INSTRUCTION
Which lines below hold the word "Cases"? Copy all of them.

INFORMATION GIVEN
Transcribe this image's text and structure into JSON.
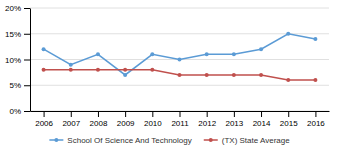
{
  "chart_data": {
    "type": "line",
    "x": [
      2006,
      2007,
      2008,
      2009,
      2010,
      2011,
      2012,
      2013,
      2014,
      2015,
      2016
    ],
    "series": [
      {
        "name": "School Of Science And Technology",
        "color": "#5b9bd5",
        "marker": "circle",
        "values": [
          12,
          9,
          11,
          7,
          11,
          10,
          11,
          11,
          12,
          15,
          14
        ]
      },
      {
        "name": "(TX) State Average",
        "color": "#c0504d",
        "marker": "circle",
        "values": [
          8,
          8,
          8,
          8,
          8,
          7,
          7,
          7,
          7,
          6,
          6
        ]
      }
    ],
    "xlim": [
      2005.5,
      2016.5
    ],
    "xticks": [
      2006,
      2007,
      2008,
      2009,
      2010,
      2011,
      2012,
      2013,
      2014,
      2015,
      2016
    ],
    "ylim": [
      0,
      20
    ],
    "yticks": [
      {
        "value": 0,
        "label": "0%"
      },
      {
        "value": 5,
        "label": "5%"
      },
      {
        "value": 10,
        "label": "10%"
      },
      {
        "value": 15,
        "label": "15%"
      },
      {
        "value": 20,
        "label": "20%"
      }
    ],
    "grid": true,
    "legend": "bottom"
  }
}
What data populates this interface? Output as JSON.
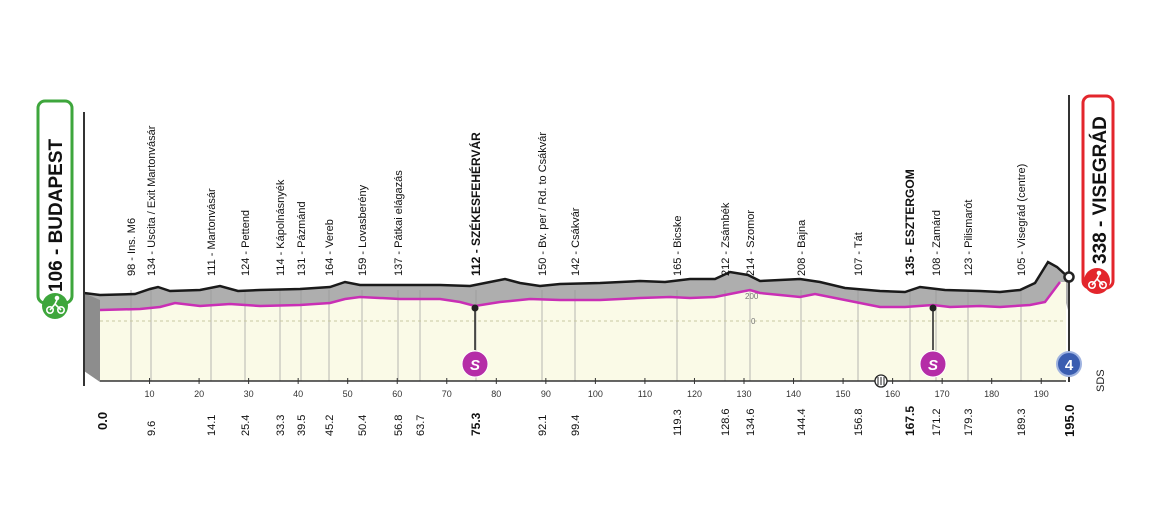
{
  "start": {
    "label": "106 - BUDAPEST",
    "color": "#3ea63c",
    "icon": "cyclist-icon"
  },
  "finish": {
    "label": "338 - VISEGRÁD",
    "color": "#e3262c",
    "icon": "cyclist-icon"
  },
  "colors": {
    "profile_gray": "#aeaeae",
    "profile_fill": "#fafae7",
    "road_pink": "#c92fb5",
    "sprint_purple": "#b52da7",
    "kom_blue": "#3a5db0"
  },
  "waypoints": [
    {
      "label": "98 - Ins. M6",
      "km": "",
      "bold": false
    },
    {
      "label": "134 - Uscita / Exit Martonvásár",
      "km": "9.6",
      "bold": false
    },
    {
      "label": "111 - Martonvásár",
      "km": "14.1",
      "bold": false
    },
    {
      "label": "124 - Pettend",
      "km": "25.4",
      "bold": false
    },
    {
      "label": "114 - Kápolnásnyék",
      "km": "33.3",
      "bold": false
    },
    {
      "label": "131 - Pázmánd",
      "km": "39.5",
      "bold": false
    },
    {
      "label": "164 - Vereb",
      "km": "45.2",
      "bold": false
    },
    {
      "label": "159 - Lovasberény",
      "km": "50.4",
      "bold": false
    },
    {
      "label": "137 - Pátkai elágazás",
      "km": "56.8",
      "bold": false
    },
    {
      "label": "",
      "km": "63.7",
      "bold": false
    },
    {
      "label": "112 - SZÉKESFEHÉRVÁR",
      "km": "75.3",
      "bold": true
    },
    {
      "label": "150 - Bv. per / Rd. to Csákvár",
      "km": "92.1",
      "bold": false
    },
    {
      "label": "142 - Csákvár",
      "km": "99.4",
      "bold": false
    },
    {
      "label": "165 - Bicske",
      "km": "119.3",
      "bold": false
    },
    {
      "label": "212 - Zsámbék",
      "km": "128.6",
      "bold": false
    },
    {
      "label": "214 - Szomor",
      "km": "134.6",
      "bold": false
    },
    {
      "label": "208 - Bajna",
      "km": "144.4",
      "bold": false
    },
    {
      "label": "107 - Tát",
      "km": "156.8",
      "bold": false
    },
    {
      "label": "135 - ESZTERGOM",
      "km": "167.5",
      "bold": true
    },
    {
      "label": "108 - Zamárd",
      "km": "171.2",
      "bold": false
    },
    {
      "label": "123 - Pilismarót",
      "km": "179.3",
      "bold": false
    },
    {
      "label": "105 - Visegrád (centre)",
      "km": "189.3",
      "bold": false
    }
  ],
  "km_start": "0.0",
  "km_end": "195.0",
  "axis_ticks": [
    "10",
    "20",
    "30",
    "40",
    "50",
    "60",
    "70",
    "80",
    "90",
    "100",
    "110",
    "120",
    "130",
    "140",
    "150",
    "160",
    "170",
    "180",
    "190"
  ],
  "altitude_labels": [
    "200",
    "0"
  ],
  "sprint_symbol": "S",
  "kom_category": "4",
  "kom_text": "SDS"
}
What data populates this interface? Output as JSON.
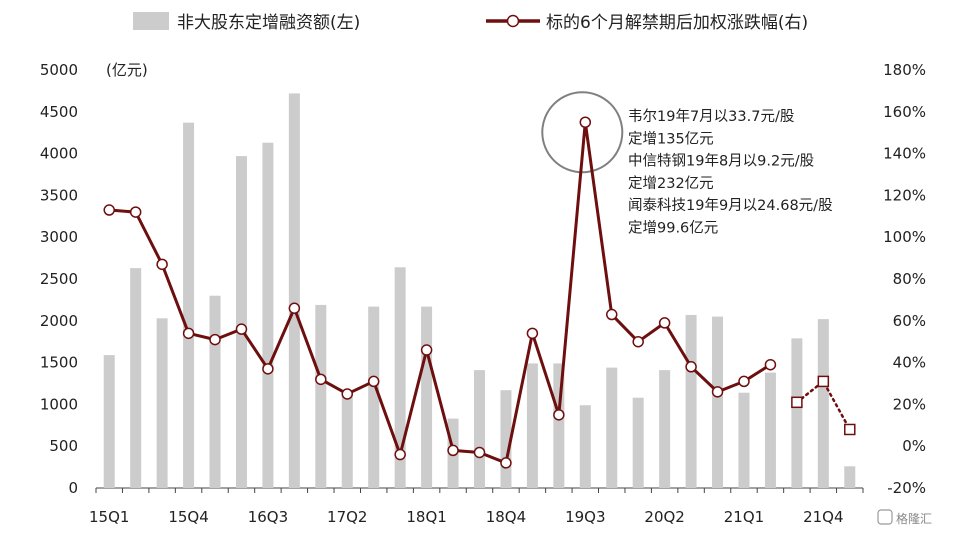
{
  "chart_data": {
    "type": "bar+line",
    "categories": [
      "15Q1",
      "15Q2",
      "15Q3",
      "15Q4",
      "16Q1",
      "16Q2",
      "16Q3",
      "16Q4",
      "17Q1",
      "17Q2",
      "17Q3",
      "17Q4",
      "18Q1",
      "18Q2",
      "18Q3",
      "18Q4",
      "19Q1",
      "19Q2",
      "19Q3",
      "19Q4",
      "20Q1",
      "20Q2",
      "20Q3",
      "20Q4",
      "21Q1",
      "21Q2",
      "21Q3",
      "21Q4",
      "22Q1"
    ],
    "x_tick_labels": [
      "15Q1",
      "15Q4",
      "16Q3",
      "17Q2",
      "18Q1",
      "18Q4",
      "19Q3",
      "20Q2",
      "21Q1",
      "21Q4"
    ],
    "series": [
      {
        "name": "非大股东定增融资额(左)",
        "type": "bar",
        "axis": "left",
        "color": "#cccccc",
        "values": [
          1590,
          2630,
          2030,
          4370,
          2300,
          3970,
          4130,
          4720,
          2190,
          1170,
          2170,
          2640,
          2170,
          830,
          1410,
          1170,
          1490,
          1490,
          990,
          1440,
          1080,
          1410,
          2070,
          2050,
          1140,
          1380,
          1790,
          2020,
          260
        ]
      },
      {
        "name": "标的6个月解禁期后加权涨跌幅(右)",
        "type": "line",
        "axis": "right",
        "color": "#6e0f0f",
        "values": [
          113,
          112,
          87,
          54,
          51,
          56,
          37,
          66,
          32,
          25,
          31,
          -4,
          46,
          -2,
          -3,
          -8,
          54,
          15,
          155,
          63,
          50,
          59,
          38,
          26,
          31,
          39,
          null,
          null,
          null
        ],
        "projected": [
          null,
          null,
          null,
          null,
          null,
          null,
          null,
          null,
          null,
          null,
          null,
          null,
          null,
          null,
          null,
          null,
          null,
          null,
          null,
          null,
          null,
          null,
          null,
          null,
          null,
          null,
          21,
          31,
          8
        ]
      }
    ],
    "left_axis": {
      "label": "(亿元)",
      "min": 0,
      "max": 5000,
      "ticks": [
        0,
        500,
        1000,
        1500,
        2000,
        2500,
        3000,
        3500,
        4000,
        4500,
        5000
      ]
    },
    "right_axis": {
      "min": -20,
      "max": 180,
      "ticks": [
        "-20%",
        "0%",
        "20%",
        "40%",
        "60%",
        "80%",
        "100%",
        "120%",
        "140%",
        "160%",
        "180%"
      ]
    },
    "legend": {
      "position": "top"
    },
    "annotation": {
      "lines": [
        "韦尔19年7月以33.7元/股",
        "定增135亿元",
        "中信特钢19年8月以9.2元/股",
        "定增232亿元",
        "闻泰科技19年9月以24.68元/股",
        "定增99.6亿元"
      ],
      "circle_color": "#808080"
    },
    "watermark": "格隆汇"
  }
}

* * *

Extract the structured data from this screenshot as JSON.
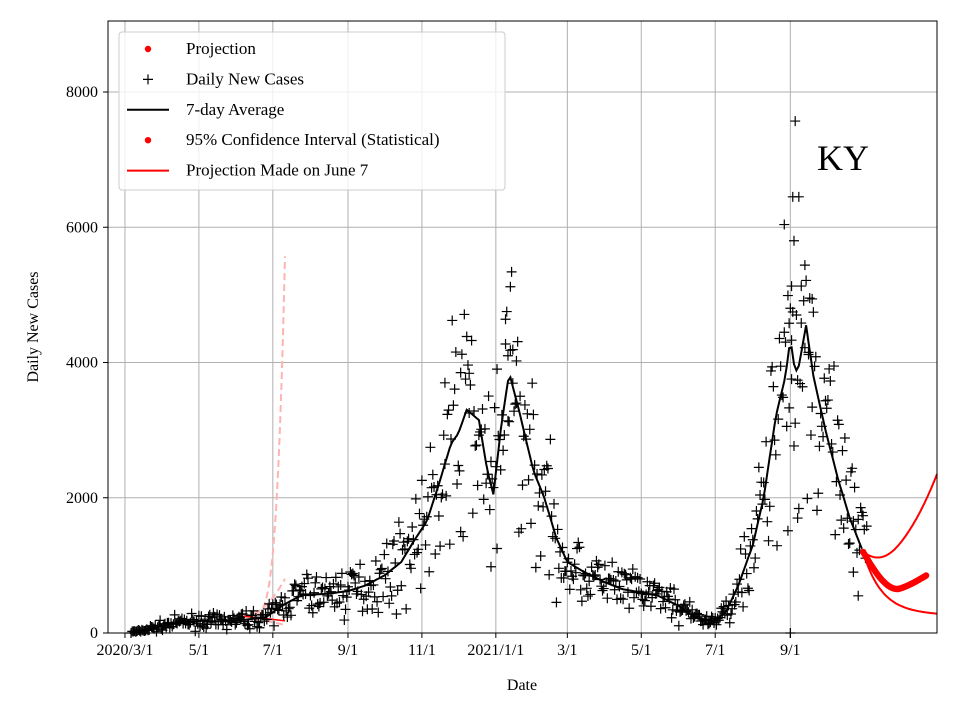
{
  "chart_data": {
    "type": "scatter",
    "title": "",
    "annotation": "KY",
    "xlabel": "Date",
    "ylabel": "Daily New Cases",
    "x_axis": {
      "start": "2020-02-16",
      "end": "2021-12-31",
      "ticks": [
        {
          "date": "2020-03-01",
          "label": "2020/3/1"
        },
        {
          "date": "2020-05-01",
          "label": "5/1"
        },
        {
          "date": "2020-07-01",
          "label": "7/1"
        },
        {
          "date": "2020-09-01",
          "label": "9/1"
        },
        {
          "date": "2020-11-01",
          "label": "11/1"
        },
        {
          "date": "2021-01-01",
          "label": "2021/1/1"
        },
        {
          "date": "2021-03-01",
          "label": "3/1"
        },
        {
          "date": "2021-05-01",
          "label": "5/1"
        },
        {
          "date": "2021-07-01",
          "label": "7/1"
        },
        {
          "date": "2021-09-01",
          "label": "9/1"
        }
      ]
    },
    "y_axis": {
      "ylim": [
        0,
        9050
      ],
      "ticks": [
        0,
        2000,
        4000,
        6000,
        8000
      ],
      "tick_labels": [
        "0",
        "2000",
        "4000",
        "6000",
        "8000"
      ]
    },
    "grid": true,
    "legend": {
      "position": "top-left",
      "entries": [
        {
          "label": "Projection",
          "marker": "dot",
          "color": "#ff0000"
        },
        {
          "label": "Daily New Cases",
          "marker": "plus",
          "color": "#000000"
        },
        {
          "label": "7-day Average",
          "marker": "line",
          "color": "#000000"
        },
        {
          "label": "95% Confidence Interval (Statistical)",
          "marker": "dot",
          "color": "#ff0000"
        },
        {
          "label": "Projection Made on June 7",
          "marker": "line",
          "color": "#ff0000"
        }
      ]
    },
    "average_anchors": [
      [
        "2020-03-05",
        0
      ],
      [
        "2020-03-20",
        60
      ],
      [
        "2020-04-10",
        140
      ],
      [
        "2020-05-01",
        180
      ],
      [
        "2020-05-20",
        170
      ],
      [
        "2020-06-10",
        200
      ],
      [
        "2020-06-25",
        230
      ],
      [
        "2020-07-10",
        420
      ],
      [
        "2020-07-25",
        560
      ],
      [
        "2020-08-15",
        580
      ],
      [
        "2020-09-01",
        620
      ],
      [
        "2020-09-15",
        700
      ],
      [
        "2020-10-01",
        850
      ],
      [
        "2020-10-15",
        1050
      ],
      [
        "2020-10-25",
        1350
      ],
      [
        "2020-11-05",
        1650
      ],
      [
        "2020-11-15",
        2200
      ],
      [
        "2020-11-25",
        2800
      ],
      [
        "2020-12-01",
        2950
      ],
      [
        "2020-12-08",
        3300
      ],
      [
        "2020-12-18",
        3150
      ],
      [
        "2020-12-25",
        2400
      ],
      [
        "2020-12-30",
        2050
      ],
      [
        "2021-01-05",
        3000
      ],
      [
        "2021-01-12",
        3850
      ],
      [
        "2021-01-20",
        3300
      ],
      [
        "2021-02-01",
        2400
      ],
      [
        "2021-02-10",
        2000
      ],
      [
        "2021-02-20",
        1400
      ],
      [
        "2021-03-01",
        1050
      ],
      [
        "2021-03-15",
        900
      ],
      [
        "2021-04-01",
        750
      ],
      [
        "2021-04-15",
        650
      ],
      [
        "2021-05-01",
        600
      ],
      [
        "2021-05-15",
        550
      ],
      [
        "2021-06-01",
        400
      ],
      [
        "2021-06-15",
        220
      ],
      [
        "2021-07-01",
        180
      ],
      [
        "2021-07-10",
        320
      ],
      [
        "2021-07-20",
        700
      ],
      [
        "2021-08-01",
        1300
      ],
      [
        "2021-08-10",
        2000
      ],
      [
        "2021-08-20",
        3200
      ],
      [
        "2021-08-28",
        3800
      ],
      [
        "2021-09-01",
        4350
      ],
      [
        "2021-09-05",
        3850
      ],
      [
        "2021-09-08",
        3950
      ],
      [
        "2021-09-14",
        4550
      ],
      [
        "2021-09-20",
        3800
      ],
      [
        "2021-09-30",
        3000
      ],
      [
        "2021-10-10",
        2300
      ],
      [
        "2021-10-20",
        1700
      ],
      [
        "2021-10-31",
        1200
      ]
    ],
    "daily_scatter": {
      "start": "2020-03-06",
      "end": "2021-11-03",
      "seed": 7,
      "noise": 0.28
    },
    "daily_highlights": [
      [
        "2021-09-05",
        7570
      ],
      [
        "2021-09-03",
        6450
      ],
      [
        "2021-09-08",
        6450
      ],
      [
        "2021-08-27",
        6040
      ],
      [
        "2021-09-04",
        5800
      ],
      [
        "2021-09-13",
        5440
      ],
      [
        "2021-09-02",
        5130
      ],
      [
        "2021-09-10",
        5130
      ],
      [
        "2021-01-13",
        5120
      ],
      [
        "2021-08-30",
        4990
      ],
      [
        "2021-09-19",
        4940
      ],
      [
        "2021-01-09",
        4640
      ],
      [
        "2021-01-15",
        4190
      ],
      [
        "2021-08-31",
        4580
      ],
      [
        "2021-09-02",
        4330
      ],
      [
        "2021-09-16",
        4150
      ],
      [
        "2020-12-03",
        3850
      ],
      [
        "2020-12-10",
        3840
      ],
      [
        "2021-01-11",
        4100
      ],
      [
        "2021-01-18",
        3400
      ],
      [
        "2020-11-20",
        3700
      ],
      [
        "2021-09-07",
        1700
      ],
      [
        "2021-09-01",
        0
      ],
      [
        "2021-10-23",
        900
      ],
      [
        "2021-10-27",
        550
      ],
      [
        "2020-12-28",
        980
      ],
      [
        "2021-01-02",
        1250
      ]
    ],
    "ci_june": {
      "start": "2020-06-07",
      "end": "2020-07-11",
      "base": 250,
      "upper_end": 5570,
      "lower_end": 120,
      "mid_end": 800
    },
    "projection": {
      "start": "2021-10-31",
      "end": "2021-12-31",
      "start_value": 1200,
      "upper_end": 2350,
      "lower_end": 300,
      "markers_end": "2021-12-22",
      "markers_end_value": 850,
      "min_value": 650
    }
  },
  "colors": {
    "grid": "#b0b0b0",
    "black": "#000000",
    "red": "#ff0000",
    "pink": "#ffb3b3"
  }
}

WRITTEN SOLUTION
    "ylabel": "Daily New Cases",
          "label": "Daily New Cases",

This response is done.